## [SOLICITUD 1]
Indica si cada afirmación concuerda con el mensaje del foro sobre la radio Clarion, respondiendo sí o no y citando literalmente las palabras decisivas: (a) la radio está montada dentro del coche; (b) la radio incorpora lector de CD; (c) el autor estudió hace poco en tecnología el cálculo de la resistencia.
## [SOLICITUD 2]
Redacta lo que sigue a la última oración del mensaje del foro sobre la conexión del mp3 a la radio Clarion.

## [FRAGMENTO DADO]
# Como conecto el mp3 a una radio de coche (con cargador de cd)



## Electropower (Jun 20, 2010)

Hola a todos

soy nuevo en el foro 
jeje la preguntita de calcular la resistencia esta bien pensada, menos mal que he dado ese tema en tecnologia hace poco 

Bueno el tema es que tengo una radio de un peugeot partner de mi padre (fuera del coche), la radio es una Clarion PU-2294B D,
conectada con una fuente de alimentacion y quisiera saber si puedo conectar el mp3 a esa radio, la radio lleva lector de cd y un conector para el cargador de cd's
creo que la unica forma que habría de conectarla seria mediante la conecxion para el cargador , lo que me preocupa es que no detecte que esta el mp3 y ponga: no cd charguer detected..

## [DATOS PROPORCIONADOS]
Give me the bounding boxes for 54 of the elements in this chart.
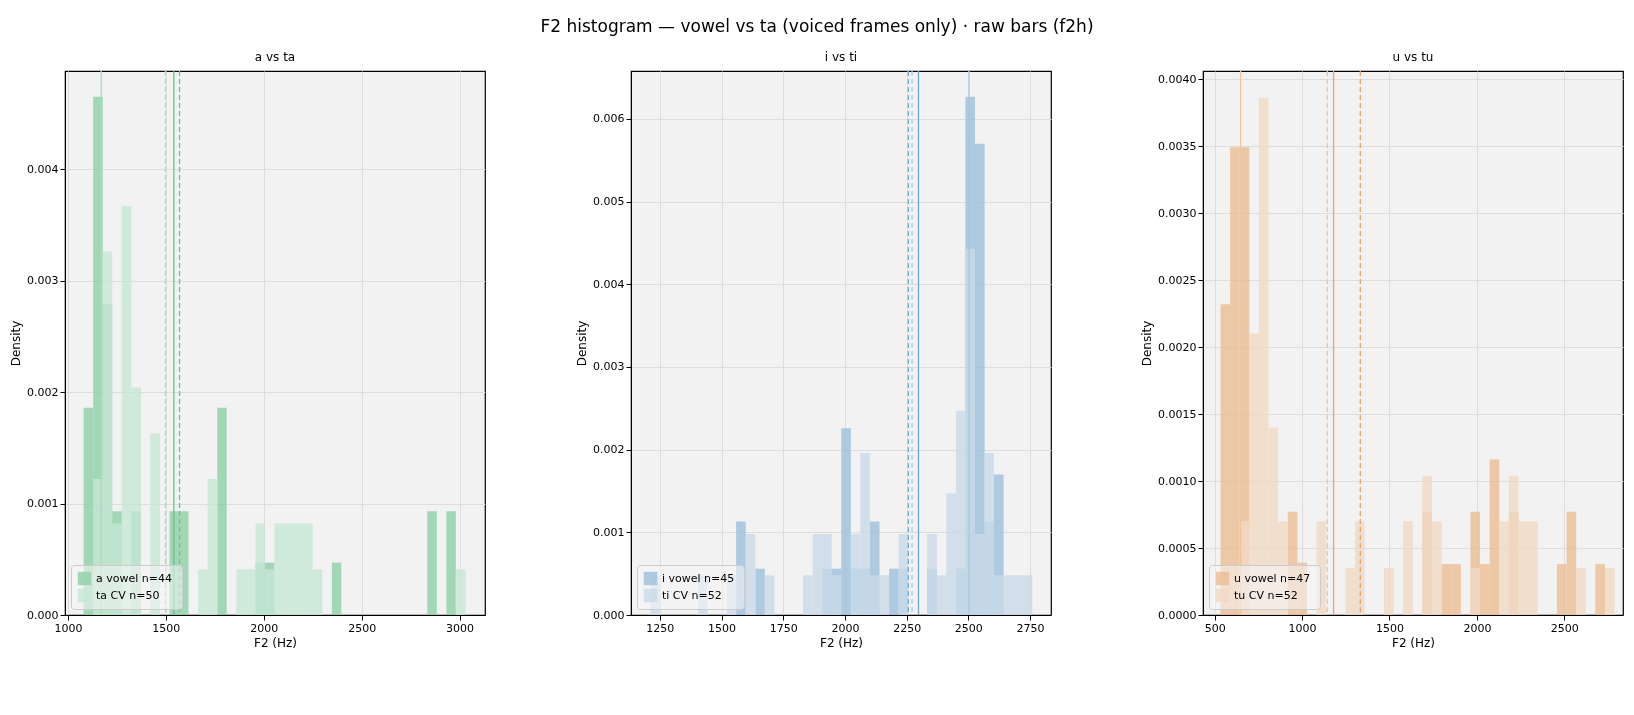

## [SALIDA ESPERADA 1]
(a) No: «(fuera del coche)».
(b) Sí: «la radio lleva lector de cd y un conector para el cargador de cd's».
(c) Sí: «menos mal que he dado ese tema en tecnologia hace poco».

## [SALIDA ESPERADA 2]
¿que opinais vosotros? podria conectarlo de alguna manera, aunque sea abriendola, lo que sea..

aqui algunas fotos(las ultimas)
http://picasaweb.google.com/101347596651275274168/DropBox#


----------



## Electronec (Jun 20, 2010)

Bienvenido a FE:

Consigue el manual de instalación y mira si tiene entrada auxiliar.

Si la tiene, que seguro que sí, lo tienes hecho.

Saludos.


----------



## Electropower (Jun 20, 2010)

no , no tiene, tiene lo que se ve en las fotos. lo que quiero saber es si con la entrada del cargador de cds se podria hacer algo para conectar el mp3


----------



## Electronec (Jun 20, 2010)

¿Tienes el manual?

Me temo que con la entrada para el cargador de CD's no va a ser posible. Esa conexión entre ambos dispositivos se realiza mediante un bus de comunicaciones digital, y tu MP3 tiene salida de audio analógica.

Saludos.


----------



## Electropower (Jun 20, 2010)

el manual no lo encuentro en ningun lado, en las instrucciones del coche no he visto ningun esquema de cables ni nada  es una Clarion PU-2294B


----------



## zxeth (Jun 20, 2010)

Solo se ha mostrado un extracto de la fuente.